▶ [Instructions to follow] Write out every entry precisely as given, leaving the pictures out.

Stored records
** BEGIN **

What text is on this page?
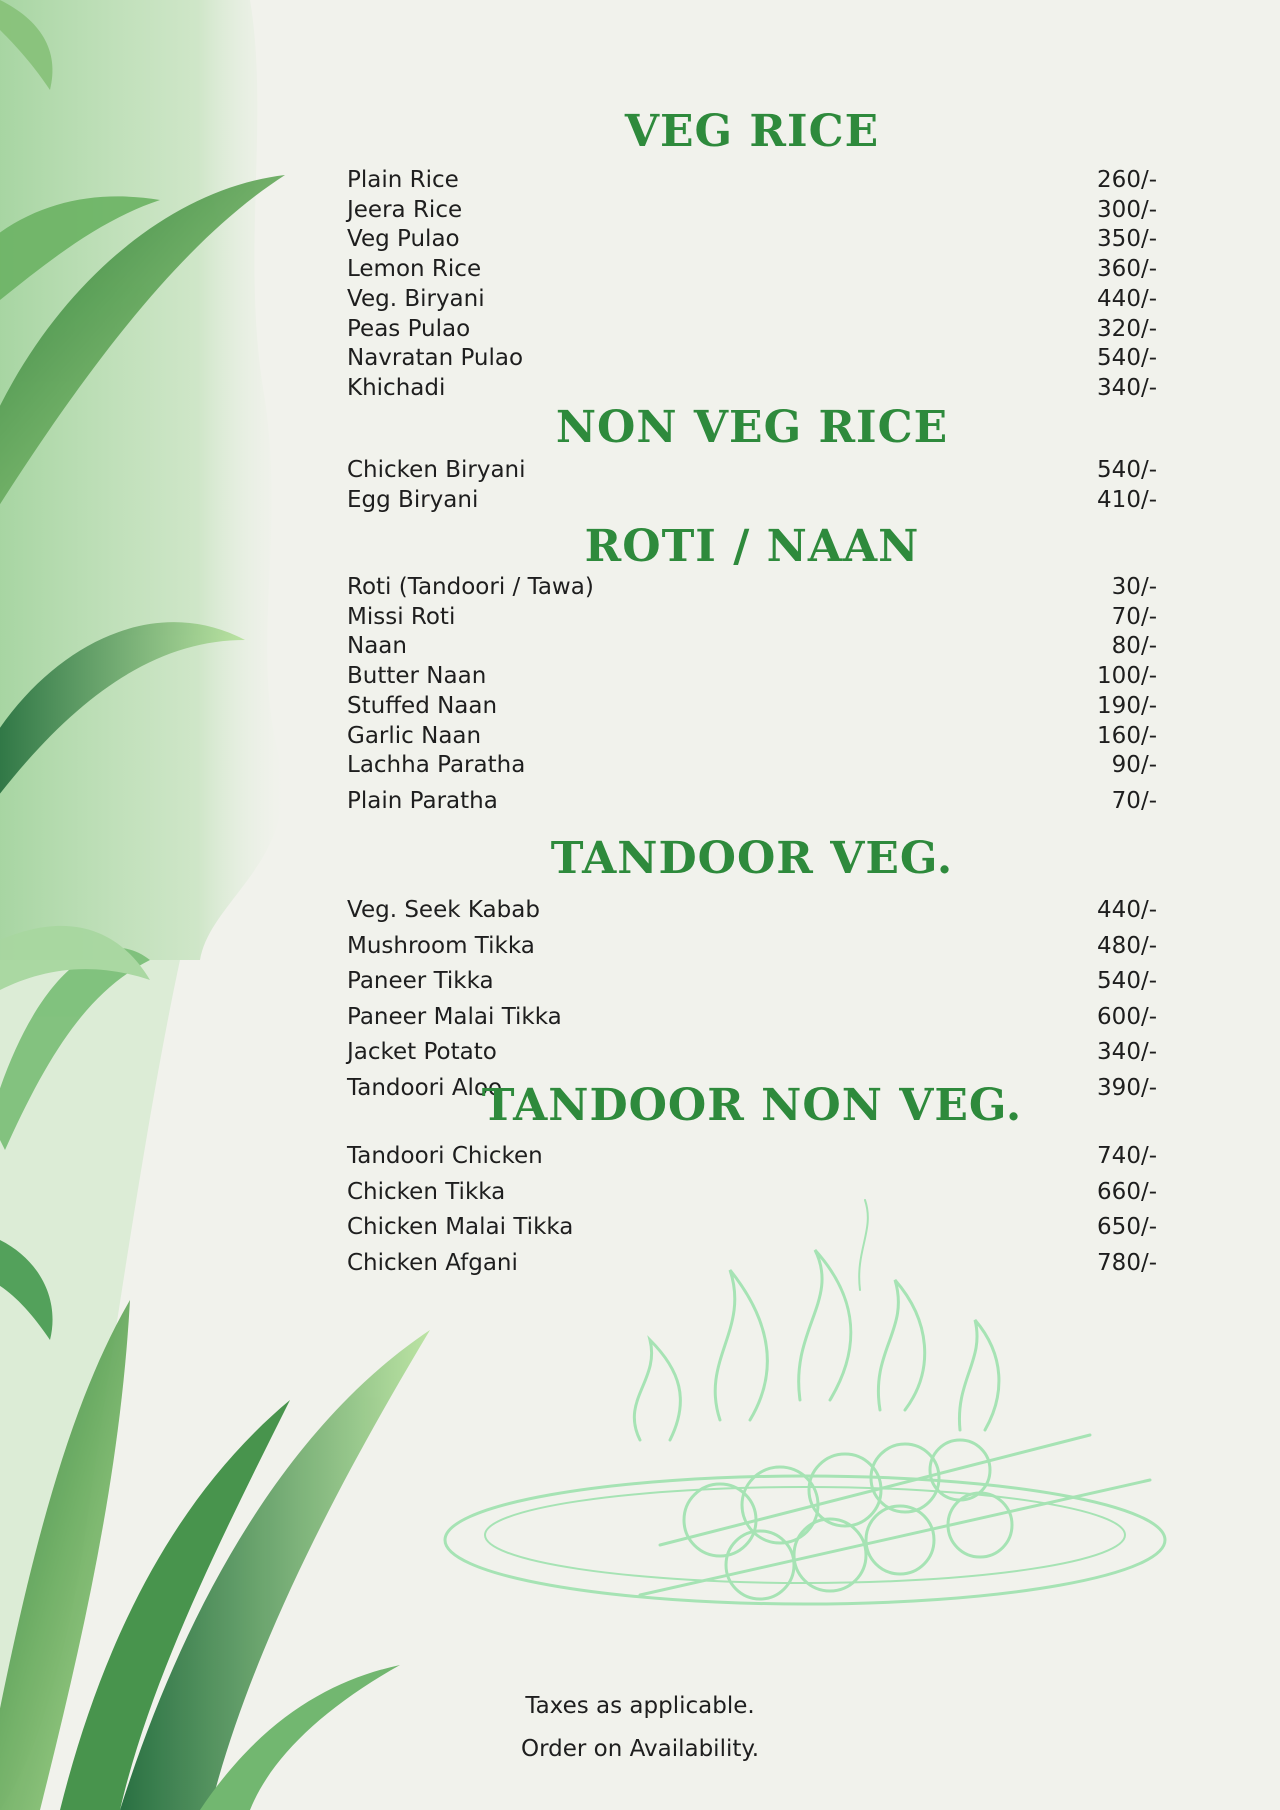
VEG RICE
Plain Rice	260/-
Jeera Rice	300/-
Veg Pulao	350/-
Lemon Rice	360/-
Veg. Biryani	440/-
Peas Pulao	320/-
Navratan Pulao	540/-
Khichadi	340/-
NON VEG RICE
Chicken Biryani	540/-
Egg Biryani	410/-
ROTI / NAAN
Roti (Tandoori / Tawa)	30/-
Missi Roti	70/-
Naan	80/-
Butter Naan	100/-
Stuffed Naan	190/-
Garlic Naan	160/-
Lachha Paratha	90/-
Plain Paratha	70/-
TANDOOR VEG.
Veg. Seek Kabab	440/-
Mushroom Tikka	480/-
Paneer Tikka	540/-
Paneer Malai Tikka	600/-
Jacket Potato	340/-
Tandoori Aloo	390/-
TANDOOR NON VEG.
Tandoori Chicken	740/-
Chicken Tikka	660/-
Chicken Malai Tikka	650/-
Chicken Afgani	780/-
Taxes as applicable.
Order on Availability.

** END **

▶ [Result of the task]
What text is on this page?
VEG RICE
Plain Rice	260/-
Jeera Rice	300/-
Veg Pulao	350/-
Lemon Rice	360/-
Veg. Biryani	440/-
Peas Pulao	320/-
Navratan Pulao	540/-
Khichadi	340/-
NON VEG RICE
Chicken Biryani	540/-
Egg Biryani	410/-
ROTI / NAAN
Roti (Tandoori / Tawa)	30/-
Missi Roti	70/-
Naan	80/-
Butter Naan	100/-
Stuffed Naan	190/-
Garlic Naan	160/-
Lachha Paratha	90/-
Plain Paratha	70/-
TANDOOR VEG.
Veg. Seek Kabab	440/-
Mushroom Tikka	480/-
Paneer Tikka	540/-
Paneer Malai Tikka	600/-
Jacket Potato	340/-
Tandoori Aloo	390/-
TANDOOR NON VEG.
Tandoori Chicken	740/-
Chicken Tikka	660/-
Chicken Malai Tikka	650/-
Chicken Afgani	780/-
Taxes as applicable.
Order on Availability.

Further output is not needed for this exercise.